» **Problem statement**: Write out every line of the entries below without changing anything.

» **Stored records**:
++++++++

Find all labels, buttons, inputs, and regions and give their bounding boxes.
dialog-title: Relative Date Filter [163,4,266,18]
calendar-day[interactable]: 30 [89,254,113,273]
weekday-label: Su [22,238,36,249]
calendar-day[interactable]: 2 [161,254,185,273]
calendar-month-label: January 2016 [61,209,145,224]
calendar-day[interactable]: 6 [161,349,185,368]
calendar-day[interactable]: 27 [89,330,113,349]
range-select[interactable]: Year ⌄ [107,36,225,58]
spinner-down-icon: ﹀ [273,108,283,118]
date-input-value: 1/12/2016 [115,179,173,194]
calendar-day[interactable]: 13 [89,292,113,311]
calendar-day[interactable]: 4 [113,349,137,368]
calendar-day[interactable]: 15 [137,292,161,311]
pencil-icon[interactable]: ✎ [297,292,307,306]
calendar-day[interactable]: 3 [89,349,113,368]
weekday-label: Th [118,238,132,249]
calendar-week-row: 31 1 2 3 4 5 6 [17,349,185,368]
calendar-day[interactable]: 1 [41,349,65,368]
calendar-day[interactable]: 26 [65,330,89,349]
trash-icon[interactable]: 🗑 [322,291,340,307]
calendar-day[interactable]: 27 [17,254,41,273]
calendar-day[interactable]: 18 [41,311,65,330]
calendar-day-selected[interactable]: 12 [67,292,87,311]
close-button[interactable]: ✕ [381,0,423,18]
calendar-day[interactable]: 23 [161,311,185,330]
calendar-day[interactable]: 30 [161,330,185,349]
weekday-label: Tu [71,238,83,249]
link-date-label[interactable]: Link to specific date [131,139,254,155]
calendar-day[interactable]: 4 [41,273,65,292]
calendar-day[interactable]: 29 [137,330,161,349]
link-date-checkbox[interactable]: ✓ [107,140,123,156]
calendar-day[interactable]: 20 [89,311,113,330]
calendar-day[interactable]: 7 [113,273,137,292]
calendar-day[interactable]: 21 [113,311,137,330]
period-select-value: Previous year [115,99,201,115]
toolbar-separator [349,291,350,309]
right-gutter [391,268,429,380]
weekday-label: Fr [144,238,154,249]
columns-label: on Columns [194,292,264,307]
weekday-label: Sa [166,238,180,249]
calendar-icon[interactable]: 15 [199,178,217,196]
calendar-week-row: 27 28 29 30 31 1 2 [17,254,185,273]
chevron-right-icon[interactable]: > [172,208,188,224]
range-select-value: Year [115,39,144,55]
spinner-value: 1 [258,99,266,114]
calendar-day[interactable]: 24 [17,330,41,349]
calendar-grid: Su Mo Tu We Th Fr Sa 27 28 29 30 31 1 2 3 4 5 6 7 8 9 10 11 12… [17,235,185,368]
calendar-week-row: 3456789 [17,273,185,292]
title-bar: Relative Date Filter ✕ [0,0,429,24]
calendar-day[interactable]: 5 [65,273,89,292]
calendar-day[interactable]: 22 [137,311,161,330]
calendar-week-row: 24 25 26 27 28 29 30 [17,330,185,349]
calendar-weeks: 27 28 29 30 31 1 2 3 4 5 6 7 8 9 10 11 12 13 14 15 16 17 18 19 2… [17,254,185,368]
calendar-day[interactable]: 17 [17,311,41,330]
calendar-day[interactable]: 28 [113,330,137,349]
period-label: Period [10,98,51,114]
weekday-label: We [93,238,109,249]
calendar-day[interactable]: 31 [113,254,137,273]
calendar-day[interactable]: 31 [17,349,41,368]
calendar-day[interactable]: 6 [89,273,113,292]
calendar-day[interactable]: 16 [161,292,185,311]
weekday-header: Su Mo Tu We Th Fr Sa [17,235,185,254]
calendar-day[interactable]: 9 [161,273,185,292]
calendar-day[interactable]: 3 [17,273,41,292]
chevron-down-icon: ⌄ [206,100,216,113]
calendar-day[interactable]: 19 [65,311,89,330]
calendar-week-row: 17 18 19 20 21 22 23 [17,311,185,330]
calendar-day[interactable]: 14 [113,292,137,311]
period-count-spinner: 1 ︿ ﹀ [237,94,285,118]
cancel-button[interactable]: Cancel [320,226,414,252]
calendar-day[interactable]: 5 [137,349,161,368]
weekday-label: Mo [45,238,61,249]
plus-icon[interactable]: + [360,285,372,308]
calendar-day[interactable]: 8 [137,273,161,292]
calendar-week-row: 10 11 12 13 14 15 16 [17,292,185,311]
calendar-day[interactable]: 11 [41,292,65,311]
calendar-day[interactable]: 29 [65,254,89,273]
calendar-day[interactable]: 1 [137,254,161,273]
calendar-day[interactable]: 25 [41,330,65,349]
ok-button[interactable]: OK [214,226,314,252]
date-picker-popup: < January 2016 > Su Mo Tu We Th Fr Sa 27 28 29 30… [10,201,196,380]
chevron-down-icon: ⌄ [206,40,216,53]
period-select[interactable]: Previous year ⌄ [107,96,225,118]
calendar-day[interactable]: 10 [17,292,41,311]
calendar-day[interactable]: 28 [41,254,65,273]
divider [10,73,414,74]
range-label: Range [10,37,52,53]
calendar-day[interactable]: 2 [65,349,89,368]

++++++++

» **Written reply**:
Find all labels, buttons, inputs, and regions and give their bounding boxes.
dialog-title: Relative Date Filter [163,4,266,18]
calendar-day[interactable]: 30 [89,254,113,273]
weekday-label: Su [22,238,36,249]
calendar-day[interactable]: 2 [161,254,185,273]
calendar-month-label: January 2016 [61,209,145,224]
calendar-day[interactable]: 6 [161,349,185,368]
calendar-day[interactable]: 27 [89,330,113,349]
range-select[interactable]: Year ⌄ [107,36,225,58]
spinner-down-icon: ﹀ [273,108,283,118]
date-input-value: 1/12/2016 [115,179,173,194]
calendar-day[interactable]: 13 [89,292,113,311]
calendar-day[interactable]: 4 [113,349,137,368]
calendar-day[interactable]: 15 [137,292,161,311]
pencil-icon[interactable]: ✎ [297,292,307,306]
calendar-day[interactable]: 3 [89,349,113,368]
weekday-label: Th [118,238,132,249]
calendar-week-row: 31 1 2 3 4 5 6 [17,349,185,368]
calendar-day[interactable]: 1 [41,349,65,368]
calendar-day[interactable]: 26 [65,330,89,349]
trash-icon[interactable]: 🗑 [322,291,340,307]
calendar-day[interactable]: 27 [17,254,41,273]
calendar-day[interactable]: 18 [41,311,65,330]
calendar-day-selected[interactable]: 12 [67,292,87,311]
close-button[interactable]: ✕ [381,0,423,18]
calendar-day[interactable]: 23 [161,311,185,330]
calendar-day[interactable]: 30 [161,330,185,349]
weekday-label: Tu [71,238,83,249]
link-date-label[interactable]: Link to specific date [131,139,254,155]
calendar-day[interactable]: 4 [41,273,65,292]
calendar-day[interactable]: 29 [137,330,161,349]
link-date-checkbox[interactable]: ✓ [107,140,123,156]
calendar-day[interactable]: 20 [89,311,113,330]
calendar-day[interactable]: 7 [113,273,137,292]
calendar-day[interactable]: 21 [113,311,137,330]
period-select-value: Previous year [115,99,201,115]
toolbar-separator [349,291,350,309]
right-gutter [391,268,429,380]
weekday-label: Fr [144,238,154,249]
columns-label: on Columns [194,292,264,307]
weekday-label: Sa [166,238,180,249]
calendar-icon[interactable]: 15 [199,178,217,196]
calendar-week-row: 27 28 29 30 31 1 2 [17,254,185,273]
chevron-right-icon[interactable]: > [172,208,188,224]
range-select-value: Year [115,39,144,55]
spinner-value: 1 [258,99,266,114]
calendar-day[interactable]: 24 [17,330,41,349]
calendar-grid: Su Mo Tu We Th Fr Sa 27 28 29 30 31 1 2 3 4 5 6 7 8 9 10 11 12… [17,235,185,368]
calendar-week-row: 3456789 [17,273,185,292]
title-bar: Relative Date Filter ✕ [0,0,429,24]
calendar-day[interactable]: 5 [65,273,89,292]
calendar-day[interactable]: 22 [137,311,161,330]
calendar-week-row: 24 25 26 27 28 29 30 [17,330,185,349]
calendar-weeks: 27 28 29 30 31 1 2 3 4 5 6 7 8 9 10 11 12 13 14 15 16 17 18 19 2… [17,254,185,368]
calendar-day[interactable]: 17 [17,311,41,330]
calendar-day[interactable]: 28 [113,330,137,349]
period-label: Period [10,98,51,114]
weekday-label: We [93,238,109,249]
calendar-day[interactable]: 31 [113,254,137,273]
calendar-day[interactable]: 31 [17,349,41,368]
calendar-day[interactable]: 6 [89,273,113,292]
calendar-day[interactable]: 16 [161,292,185,311]
weekday-header: Su Mo Tu We Th Fr Sa [17,235,185,254]
calendar-day[interactable]: 9 [161,273,185,292]
calendar-day[interactable]: 3 [17,273,41,292]
chevron-down-icon: ⌄ [206,100,216,113]
calendar-day[interactable]: 19 [65,311,89,330]
calendar-week-row: 17 18 19 20 21 22 23 [17,311,185,330]
calendar-day[interactable]: 14 [113,292,137,311]
period-count-spinner: 1 ︿ ﹀ [237,94,285,118]
cancel-button[interactable]: Cancel [320,226,414,252]
calendar-day[interactable]: 5 [137,349,161,368]
weekday-label: Mo [45,238,61,249]
plus-icon[interactable]: + [360,285,372,308]
calendar-day[interactable]: 8 [137,273,161,292]
calendar-week-row: 10 11 12 13 14 15 16 [17,292,185,311]
calendar-day[interactable]: 11 [41,292,65,311]
calendar-day[interactable]: 29 [65,254,89,273]
calendar-day[interactable]: 1 [137,254,161,273]
calendar-day[interactable]: 25 [41,330,65,349]
ok-button[interactable]: OK [214,226,314,252]
date-picker-popup: < January 2016 > Su Mo Tu We Th Fr Sa 27 28 29 30… [10,201,196,380]
chevron-down-icon: ⌄ [206,40,216,53]
period-select[interactable]: Previous year ⌄ [107,96,225,118]
calendar-day[interactable]: 10 [17,292,41,311]
calendar-day[interactable]: 28 [41,254,65,273]
divider [10,73,414,74]
range-label: Range [10,37,52,53]
calendar-day[interactable]: 2 [65,349,89,368]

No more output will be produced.